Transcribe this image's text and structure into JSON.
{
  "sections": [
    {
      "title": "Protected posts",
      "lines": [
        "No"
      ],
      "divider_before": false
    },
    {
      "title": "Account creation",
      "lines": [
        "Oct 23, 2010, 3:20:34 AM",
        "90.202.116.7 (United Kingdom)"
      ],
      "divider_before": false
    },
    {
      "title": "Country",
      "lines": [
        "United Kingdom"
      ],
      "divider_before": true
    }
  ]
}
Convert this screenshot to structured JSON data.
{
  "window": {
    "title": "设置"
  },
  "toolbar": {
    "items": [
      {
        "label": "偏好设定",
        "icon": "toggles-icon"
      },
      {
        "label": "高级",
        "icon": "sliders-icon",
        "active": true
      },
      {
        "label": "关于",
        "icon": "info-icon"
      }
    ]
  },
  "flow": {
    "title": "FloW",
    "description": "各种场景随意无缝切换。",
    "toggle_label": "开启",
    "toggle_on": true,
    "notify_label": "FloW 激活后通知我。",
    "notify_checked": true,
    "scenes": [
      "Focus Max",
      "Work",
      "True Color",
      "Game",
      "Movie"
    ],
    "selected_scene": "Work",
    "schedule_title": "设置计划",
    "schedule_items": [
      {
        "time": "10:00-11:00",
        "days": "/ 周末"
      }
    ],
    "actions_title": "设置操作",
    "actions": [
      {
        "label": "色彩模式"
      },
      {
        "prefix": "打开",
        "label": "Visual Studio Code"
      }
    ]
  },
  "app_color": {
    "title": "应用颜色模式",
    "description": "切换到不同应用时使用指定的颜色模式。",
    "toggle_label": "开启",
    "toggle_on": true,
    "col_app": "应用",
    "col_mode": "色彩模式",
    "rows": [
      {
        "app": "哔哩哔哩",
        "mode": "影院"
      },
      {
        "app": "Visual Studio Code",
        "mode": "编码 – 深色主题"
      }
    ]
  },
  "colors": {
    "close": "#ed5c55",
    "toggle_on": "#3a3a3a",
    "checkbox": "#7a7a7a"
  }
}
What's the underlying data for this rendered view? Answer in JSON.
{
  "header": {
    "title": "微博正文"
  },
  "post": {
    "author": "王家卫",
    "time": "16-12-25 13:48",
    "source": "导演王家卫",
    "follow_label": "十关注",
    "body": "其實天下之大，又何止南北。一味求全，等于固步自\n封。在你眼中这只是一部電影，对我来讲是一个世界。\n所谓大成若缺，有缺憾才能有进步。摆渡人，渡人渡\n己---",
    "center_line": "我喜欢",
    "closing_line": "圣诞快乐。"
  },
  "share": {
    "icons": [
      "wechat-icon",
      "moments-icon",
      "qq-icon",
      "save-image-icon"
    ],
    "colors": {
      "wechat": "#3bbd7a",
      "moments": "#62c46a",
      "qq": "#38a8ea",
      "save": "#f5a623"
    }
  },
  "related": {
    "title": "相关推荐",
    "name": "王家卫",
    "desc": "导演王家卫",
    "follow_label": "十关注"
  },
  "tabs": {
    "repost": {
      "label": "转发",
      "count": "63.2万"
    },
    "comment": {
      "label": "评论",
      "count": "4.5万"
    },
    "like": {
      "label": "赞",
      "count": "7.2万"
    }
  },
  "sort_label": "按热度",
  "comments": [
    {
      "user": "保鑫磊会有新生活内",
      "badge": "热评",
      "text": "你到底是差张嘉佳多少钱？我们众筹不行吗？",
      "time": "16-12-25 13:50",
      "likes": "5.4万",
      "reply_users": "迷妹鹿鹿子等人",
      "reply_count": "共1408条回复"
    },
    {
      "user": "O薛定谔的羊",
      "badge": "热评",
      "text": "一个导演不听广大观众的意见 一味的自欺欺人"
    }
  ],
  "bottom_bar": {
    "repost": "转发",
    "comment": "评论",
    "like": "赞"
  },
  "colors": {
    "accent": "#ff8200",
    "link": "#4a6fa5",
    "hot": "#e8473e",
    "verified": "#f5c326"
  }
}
---*---
**WRITTEN PROBLEM:**
Restate each record exactly as written.

**WRITTEN SOLUTION:**
Transcribe this image's text and structure into JSON.
{
  "sections": [
    {
      "title": "Protected posts",
      "lines": [
        "No"
      ],
      "divider_before": false
    },
    {
      "title": "Account creation",
      "lines": [
        "Oct 23, 2010, 3:20:34 AM",
        "90.202.116.7 (United Kingdom)"
      ],
      "divider_before": false
    },
    {
      "title": "Country",
      "lines": [
        "United Kingdom"
      ],
      "divider_before": true
    }
  ]
}
Convert this screenshot to structured JSON data.
{
  "window": {
    "title": "设置"
  },
  "toolbar": {
    "items": [
      {
        "label": "偏好设定",
        "icon": "toggles-icon"
      },
      {
        "label": "高级",
        "icon": "sliders-icon",
        "active": true
      },
      {
        "label": "关于",
        "icon": "info-icon"
      }
    ]
  },
  "flow": {
    "title": "FloW",
    "description": "各种场景随意无缝切换。",
    "toggle_label": "开启",
    "toggle_on": true,
    "notify_label": "FloW 激活后通知我。",
    "notify_checked": true,
    "scenes": [
      "Focus Max",
      "Work",
      "True Color",
      "Game",
      "Movie"
    ],
    "selected_scene": "Work",
    "schedule_title": "设置计划",
    "schedule_items": [
      {
        "time": "10:00-11:00",
        "days": "/ 周末"
      }
    ],
    "actions_title": "设置操作",
    "actions": [
      {
        "label": "色彩模式"
      },
      {
        "prefix": "打开",
        "label": "Visual Studio Code"
      }
    ]
  },
  "app_color": {
    "title": "应用颜色模式",
    "description": "切换到不同应用时使用指定的颜色模式。",
    "toggle_label": "开启",
    "toggle_on": true,
    "col_app": "应用",
    "col_mode": "色彩模式",
    "rows": [
      {
        "app": "哔哩哔哩",
        "mode": "影院"
      },
      {
        "app": "Visual Studio Code",
        "mode": "编码 – 深色主题"
      }
    ]
  },
  "colors": {
    "close": "#ed5c55",
    "toggle_on": "#3a3a3a",
    "checkbox": "#7a7a7a"
  }
}
What's the underlying data for this rendered view? Answer in JSON.
{
  "header": {
    "title": "微博正文"
  },
  "post": {
    "author": "王家卫",
    "time": "16-12-25 13:48",
    "source": "导演王家卫",
    "follow_label": "十关注",
    "body": "其實天下之大，又何止南北。一味求全，等于固步自\n封。在你眼中这只是一部電影，对我来讲是一个世界。\n所谓大成若缺，有缺憾才能有进步。摆渡人，渡人渡\n己---",
    "center_line": "我喜欢",
    "closing_line": "圣诞快乐。"
  },
  "share": {
    "icons": [
      "wechat-icon",
      "moments-icon",
      "qq-icon",
      "save-image-icon"
    ],
    "colors": {
      "wechat": "#3bbd7a",
      "moments": "#62c46a",
      "qq": "#38a8ea",
      "save": "#f5a623"
    }
  },
  "related": {
    "title": "相关推荐",
    "name": "王家卫",
    "desc": "导演王家卫",
    "follow_label": "十关注"
  },
  "tabs": {
    "repost": {
      "label": "转发",
      "count": "63.2万"
    },
    "comment": {
      "label": "评论",
      "count": "4.5万"
    },
    "like": {
      "label": "赞",
      "count": "7.2万"
    }
  },
  "sort_label": "按热度",
  "comments": [
    {
      "user": "保鑫磊会有新生活内",
      "badge": "热评",
      "text": "你到底是差张嘉佳多少钱？我们众筹不行吗？",
      "time": "16-12-25 13:50",
      "likes": "5.4万",
      "reply_users": "迷妹鹿鹿子等人",
      "reply_count": "共1408条回复"
    },
    {
      "user": "O薛定谔的羊",
      "badge": "热评",
      "text": "一个导演不听广大观众的意见 一味的自欺欺人"
    }
  ],
  "bottom_bar": {
    "repost": "转发",
    "comment": "评论",
    "like": "赞"
  },
  "colors": {
    "accent": "#ff8200",
    "link": "#4a6fa5",
    "hot": "#e8473e",
    "verified": "#f5c326"
  }
}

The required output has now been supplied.